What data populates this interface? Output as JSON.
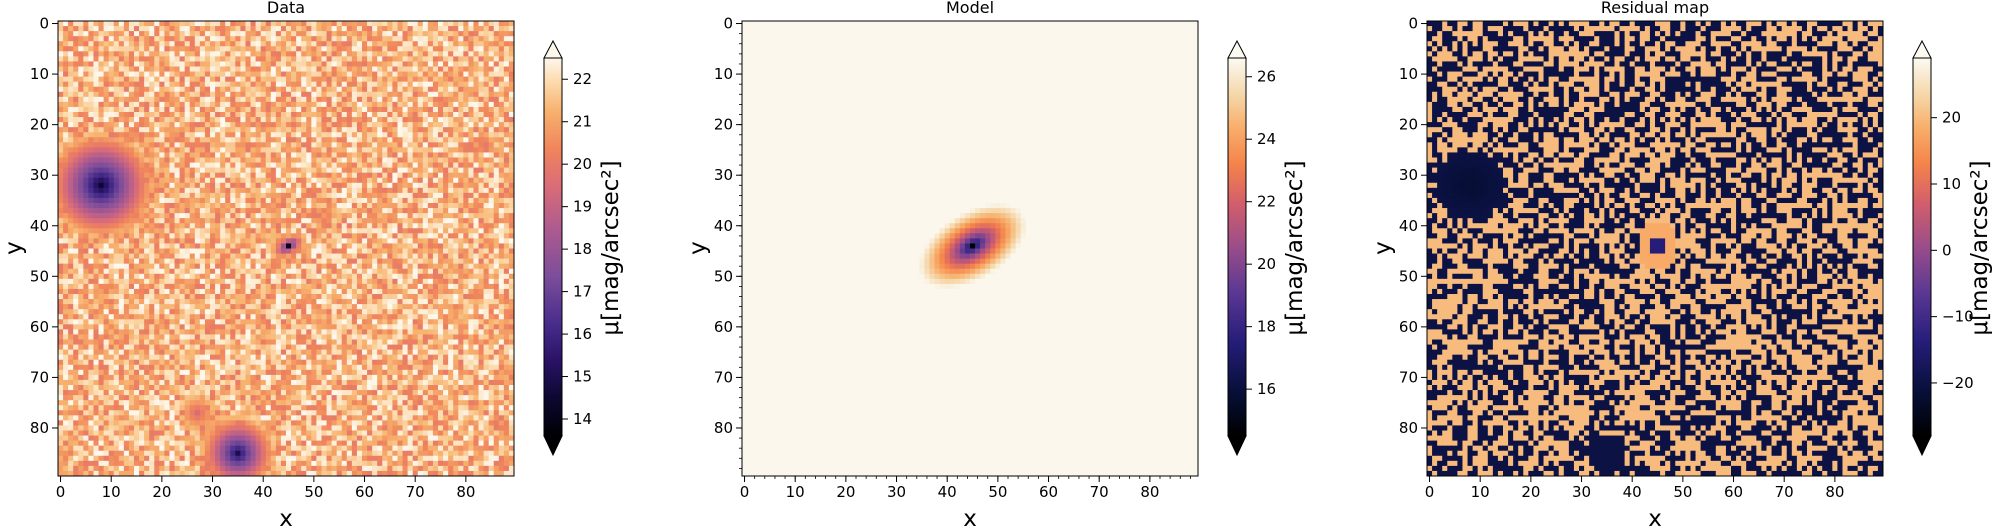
{
  "chart_data": [
    {
      "type": "heatmap",
      "title": "Data",
      "xlabel": "x",
      "ylabel": "y",
      "x_ticks": [
        0,
        10,
        20,
        30,
        40,
        50,
        60,
        70,
        80
      ],
      "y_ticks": [
        0,
        10,
        20,
        30,
        40,
        50,
        60,
        70,
        80
      ],
      "grid_size": 90,
      "y_axis": "inverted (0 at top)",
      "colormap": "magma-like, extended both ends",
      "colorbar_label": "μ[mag/arcsec²]",
      "colorbar_ticks": [
        14,
        15,
        16,
        17,
        18,
        19,
        20,
        21,
        22
      ],
      "colorbar_range": [
        13.6,
        22.5
      ],
      "features": [
        {
          "description": "bright elliptical galaxy",
          "center": [
            44,
            44
          ],
          "peak": 14.0
        },
        {
          "description": "compact source",
          "center": [
            8,
            32
          ],
          "peak": 14.5
        },
        {
          "description": "compact source",
          "center": [
            35,
            85
          ],
          "peak": 15.0
        },
        {
          "description": "faint source",
          "center": [
            27,
            77
          ],
          "peak": 19.5
        }
      ],
      "background": "noisy, approx 20-22.5"
    },
    {
      "type": "heatmap",
      "title": "Model",
      "xlabel": "x",
      "ylabel": "y",
      "x_ticks": [
        0,
        10,
        20,
        30,
        40,
        50,
        60,
        70,
        80
      ],
      "y_ticks": [
        0,
        10,
        20,
        30,
        40,
        50,
        60,
        70,
        80
      ],
      "grid_size": 90,
      "y_axis": "inverted (0 at top)",
      "colormap": "cmr.torch-like, extended both ends",
      "colorbar_label": "μ[mag/arcsec²]",
      "colorbar_ticks": [
        16,
        18,
        20,
        22,
        24,
        26
      ],
      "colorbar_range": [
        14.5,
        26.6
      ],
      "features": [
        {
          "description": "smooth Sérsic-like elliptical model",
          "center": [
            45,
            44
          ],
          "peak": 14.5,
          "edge": 26.5
        }
      ]
    },
    {
      "type": "heatmap",
      "title": "Residual map",
      "xlabel": "x",
      "ylabel": "y",
      "x_ticks": [
        0,
        10,
        20,
        30,
        40,
        50,
        60,
        70,
        80
      ],
      "y_ticks": [
        0,
        10,
        20,
        30,
        40,
        50,
        60,
        70,
        80
      ],
      "grid_size": 90,
      "y_axis": "inverted (0 at top)",
      "colormap": "cmr.torch-like, extended both ends",
      "colorbar_label": "μ[mag/arcsec²]",
      "colorbar_ticks": [
        -20,
        -10,
        0,
        10,
        20
      ],
      "colorbar_range": [
        -28,
        29
      ],
      "features": [
        {
          "description": "residual ring around model center",
          "center": [
            45,
            44
          ]
        },
        {
          "description": "negative residual blob",
          "center": [
            8,
            32
          ]
        },
        {
          "description": "negative residual blob",
          "center": [
            35,
            85
          ]
        }
      ],
      "background": "binary-like speckle of about +20 and -20"
    }
  ]
}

★ ★ ★

Every record above should be written out again without change, except that the pictures are left out.

What data populates this interface? Output as JSON.
{
  "chart_data": [
    {
      "type": "heatmap",
      "title": "Data",
      "xlabel": "x",
      "ylabel": "y",
      "x_ticks": [
        0,
        10,
        20,
        30,
        40,
        50,
        60,
        70,
        80
      ],
      "y_ticks": [
        0,
        10,
        20,
        30,
        40,
        50,
        60,
        70,
        80
      ],
      "grid_size": 90,
      "y_axis": "inverted (0 at top)",
      "colormap": "magma-like, extended both ends",
      "colorbar_label": "μ[mag/arcsec²]",
      "colorbar_ticks": [
        14,
        15,
        16,
        17,
        18,
        19,
        20,
        21,
        22
      ],
      "colorbar_range": [
        13.6,
        22.5
      ],
      "features": [
        {
          "description": "bright elliptical galaxy",
          "center": [
            44,
            44
          ],
          "peak": 14.0
        },
        {
          "description": "compact source",
          "center": [
            8,
            32
          ],
          "peak": 14.5
        },
        {
          "description": "compact source",
          "center": [
            35,
            85
          ],
          "peak": 15.0
        },
        {
          "description": "faint source",
          "center": [
            27,
            77
          ],
          "peak": 19.5
        }
      ],
      "background": "noisy, approx 20-22.5"
    },
    {
      "type": "heatmap",
      "title": "Model",
      "xlabel": "x",
      "ylabel": "y",
      "x_ticks": [
        0,
        10,
        20,
        30,
        40,
        50,
        60,
        70,
        80
      ],
      "y_ticks": [
        0,
        10,
        20,
        30,
        40,
        50,
        60,
        70,
        80
      ],
      "grid_size": 90,
      "y_axis": "inverted (0 at top)",
      "colormap": "cmr.torch-like, extended both ends",
      "colorbar_label": "μ[mag/arcsec²]",
      "colorbar_ticks": [
        16,
        18,
        20,
        22,
        24,
        26
      ],
      "colorbar_range": [
        14.5,
        26.6
      ],
      "features": [
        {
          "description": "smooth Sérsic-like elliptical model",
          "center": [
            45,
            44
          ],
          "peak": 14.5,
          "edge": 26.5
        }
      ]
    },
    {
      "type": "heatmap",
      "title": "Residual map",
      "xlabel": "x",
      "ylabel": "y",
      "x_ticks": [
        0,
        10,
        20,
        30,
        40,
        50,
        60,
        70,
        80
      ],
      "y_ticks": [
        0,
        10,
        20,
        30,
        40,
        50,
        60,
        70,
        80
      ],
      "grid_size": 90,
      "y_axis": "inverted (0 at top)",
      "colormap": "cmr.torch-like, extended both ends",
      "colorbar_label": "μ[mag/arcsec²]",
      "colorbar_ticks": [
        -20,
        -10,
        0,
        10,
        20
      ],
      "colorbar_range": [
        -28,
        29
      ],
      "features": [
        {
          "description": "residual ring around model center",
          "center": [
            45,
            44
          ]
        },
        {
          "description": "negative residual blob",
          "center": [
            8,
            32
          ]
        },
        {
          "description": "negative residual blob",
          "center": [
            35,
            85
          ]
        }
      ],
      "background": "binary-like speckle of about +20 and -20"
    }
  ]
}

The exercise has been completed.